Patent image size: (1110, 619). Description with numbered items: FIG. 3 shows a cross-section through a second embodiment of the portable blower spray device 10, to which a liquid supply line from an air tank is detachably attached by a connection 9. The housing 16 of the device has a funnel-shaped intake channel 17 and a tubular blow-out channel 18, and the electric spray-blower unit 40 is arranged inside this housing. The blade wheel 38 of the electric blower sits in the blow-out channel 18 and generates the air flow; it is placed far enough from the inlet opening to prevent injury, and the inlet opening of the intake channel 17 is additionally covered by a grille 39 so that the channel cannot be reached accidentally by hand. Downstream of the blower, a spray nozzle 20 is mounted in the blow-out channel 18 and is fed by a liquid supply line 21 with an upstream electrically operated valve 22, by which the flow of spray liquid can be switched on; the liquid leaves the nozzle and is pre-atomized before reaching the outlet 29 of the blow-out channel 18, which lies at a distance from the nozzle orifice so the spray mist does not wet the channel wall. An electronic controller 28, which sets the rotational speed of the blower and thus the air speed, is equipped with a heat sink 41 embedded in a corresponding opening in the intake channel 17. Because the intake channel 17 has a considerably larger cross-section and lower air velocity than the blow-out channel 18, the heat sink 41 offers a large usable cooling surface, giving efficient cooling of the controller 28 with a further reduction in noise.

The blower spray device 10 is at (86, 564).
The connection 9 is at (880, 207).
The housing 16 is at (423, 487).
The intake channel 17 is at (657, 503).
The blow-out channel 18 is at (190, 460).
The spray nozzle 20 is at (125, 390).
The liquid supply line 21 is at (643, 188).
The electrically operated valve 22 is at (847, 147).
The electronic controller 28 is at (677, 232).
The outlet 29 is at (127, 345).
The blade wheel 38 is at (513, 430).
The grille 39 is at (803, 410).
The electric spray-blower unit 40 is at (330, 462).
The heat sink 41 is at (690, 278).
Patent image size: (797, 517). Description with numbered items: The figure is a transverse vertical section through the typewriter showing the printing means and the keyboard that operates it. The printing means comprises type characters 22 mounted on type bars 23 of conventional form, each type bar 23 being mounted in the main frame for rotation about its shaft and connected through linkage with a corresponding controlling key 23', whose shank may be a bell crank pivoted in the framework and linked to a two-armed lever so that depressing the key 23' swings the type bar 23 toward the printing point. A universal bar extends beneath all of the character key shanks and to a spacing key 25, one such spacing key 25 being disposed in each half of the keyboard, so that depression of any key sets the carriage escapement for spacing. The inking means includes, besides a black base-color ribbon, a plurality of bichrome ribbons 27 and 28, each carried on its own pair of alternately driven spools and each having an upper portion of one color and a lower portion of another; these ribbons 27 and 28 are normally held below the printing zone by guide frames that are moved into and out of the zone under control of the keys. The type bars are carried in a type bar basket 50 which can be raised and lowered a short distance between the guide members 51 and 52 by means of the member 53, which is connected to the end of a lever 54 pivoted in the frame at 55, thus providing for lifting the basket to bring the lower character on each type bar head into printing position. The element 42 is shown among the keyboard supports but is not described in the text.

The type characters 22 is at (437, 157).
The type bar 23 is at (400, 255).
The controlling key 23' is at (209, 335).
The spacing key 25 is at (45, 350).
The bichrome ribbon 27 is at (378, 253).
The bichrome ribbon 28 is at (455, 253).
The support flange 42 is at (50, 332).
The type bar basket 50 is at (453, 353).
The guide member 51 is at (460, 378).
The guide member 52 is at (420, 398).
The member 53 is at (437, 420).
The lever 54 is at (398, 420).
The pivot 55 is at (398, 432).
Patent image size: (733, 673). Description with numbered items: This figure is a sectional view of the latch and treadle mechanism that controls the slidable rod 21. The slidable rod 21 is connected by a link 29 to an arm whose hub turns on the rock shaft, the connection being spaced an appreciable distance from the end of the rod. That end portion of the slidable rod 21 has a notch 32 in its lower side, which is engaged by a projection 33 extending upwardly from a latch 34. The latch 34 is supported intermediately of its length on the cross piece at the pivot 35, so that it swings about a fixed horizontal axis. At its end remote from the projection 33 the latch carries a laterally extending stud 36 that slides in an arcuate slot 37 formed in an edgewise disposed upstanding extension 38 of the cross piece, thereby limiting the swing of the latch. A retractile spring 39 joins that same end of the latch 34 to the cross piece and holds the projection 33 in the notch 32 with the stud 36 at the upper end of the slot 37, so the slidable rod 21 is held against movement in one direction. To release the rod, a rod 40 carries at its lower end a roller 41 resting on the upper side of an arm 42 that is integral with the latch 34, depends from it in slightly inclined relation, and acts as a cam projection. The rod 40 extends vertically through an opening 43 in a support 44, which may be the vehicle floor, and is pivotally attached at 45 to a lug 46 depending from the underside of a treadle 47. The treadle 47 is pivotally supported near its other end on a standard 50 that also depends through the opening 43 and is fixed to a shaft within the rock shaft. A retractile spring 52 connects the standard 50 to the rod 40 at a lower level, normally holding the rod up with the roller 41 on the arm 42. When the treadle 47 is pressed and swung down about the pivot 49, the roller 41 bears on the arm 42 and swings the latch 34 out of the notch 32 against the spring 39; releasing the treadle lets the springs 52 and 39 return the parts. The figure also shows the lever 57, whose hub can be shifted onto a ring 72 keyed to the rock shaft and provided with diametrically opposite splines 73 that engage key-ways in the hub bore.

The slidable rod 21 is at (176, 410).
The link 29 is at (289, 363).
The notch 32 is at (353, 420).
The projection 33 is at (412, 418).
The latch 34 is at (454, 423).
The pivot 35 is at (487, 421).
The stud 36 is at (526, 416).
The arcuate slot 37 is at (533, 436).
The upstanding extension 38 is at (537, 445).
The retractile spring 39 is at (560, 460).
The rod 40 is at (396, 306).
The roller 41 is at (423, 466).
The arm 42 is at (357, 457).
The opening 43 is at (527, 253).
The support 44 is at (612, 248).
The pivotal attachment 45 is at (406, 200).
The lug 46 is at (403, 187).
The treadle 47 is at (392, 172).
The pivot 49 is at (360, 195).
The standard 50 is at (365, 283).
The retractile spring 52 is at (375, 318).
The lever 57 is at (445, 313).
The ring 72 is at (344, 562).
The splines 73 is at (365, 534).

▶ What this task involves:
Please copy the listing above word for word, from its first line through the line containing "The electrically operated", including both of those lines.

▶ Finished task:
Patent image size: (1110, 619). Description with numbered items: FIG. 3 shows a cross-section through a second embodiment of the portable blower spray device 10, to which a liquid supply line from an air tank is detachably attached by a connection 9. The housing 16 of the device has a funnel-shaped intake channel 17 and a tubular blow-out channel 18, and the electric spray-blower unit 40 is arranged inside this housing. The blade wheel 38 of the electric blower sits in the blow-out channel 18 and generates the air flow; it is placed far enough from the inlet opening to prevent injury, and the inlet opening of the intake channel 17 is additionally covered by a grille 39 so that the channel cannot be reached accidentally by hand. Downstream of the blower, a spray nozzle 20 is mounted in the blow-out channel 18 and is fed by a liquid supply line 21 with an upstream electrically operated valve 22, by which the flow of spray liquid can be switched on; the liquid leaves the nozzle and is pre-atomized before reaching the outlet 29 of the blow-out channel 18, which lies at a distance from the nozzle orifice so the spray mist does not wet the channel wall. An electronic controller 28, which sets the rotational speed of the blower and thus the air speed, is equipped with a heat sink 41 embedded in a corresponding opening in the intake channel 17. Because the intake channel 17 has a considerably larger cross-section and lower air velocity than the blow-out channel 18, the heat sink 41 offers a large usable cooling surface, giving efficient cooling of the controller 28 with a further reduction in noise.

The blower spray device 10 is at (86, 564).
The connection 9 is at (880, 207).
The housing 16 is at (423, 487).
The intake channel 17 is at (657, 503).
The blow-out channel 18 is at (190, 460).
The spray nozzle 20 is at (125, 390).
The liquid supply line 21 is at (643, 188).
The electrically operated valve 22 is at (847, 147).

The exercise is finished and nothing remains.